- Data for processing:

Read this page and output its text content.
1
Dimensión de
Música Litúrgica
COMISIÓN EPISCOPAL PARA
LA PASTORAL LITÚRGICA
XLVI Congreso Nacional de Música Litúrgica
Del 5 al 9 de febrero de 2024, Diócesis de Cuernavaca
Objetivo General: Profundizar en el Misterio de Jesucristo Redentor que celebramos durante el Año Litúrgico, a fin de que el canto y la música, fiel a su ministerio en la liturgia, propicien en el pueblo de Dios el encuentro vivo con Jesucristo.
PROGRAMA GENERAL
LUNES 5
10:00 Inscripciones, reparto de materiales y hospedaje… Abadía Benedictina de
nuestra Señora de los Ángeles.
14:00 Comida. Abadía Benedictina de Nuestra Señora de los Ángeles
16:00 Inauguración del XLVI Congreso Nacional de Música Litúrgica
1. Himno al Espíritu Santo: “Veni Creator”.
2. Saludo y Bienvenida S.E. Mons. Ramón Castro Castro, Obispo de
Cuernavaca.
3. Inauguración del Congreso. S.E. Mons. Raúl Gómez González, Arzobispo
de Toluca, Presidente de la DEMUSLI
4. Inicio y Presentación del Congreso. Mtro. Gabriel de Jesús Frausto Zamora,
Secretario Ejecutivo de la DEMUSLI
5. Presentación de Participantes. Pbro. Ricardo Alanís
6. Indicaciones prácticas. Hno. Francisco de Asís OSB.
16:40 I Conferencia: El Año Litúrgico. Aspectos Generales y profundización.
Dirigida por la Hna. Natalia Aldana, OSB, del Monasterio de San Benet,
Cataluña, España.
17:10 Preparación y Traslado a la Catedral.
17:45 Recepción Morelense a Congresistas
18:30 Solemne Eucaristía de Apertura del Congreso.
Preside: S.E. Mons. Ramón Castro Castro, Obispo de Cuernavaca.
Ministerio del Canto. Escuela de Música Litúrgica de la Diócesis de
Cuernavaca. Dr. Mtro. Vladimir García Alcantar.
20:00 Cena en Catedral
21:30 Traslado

* * *

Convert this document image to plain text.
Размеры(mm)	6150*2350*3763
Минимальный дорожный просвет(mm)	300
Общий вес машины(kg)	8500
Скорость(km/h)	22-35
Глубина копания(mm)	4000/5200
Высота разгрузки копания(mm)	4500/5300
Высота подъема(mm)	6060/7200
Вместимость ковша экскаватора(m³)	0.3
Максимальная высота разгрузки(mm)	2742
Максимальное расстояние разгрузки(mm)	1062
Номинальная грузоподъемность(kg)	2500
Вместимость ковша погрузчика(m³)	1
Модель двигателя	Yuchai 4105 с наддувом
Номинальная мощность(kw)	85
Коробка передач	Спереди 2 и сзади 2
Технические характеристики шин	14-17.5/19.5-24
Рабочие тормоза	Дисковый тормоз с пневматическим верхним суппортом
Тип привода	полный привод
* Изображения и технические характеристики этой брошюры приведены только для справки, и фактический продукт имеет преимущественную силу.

- Work to do: Report every line containing the word "Ramón" from the listing above.

- Written answer:
2. Saludo y Bienvenida S.E. Mons. Ramón Castro Castro, Obispo de
Preside: S.E. Mons. Ramón Castro Castro, Obispo de Cuernavaca.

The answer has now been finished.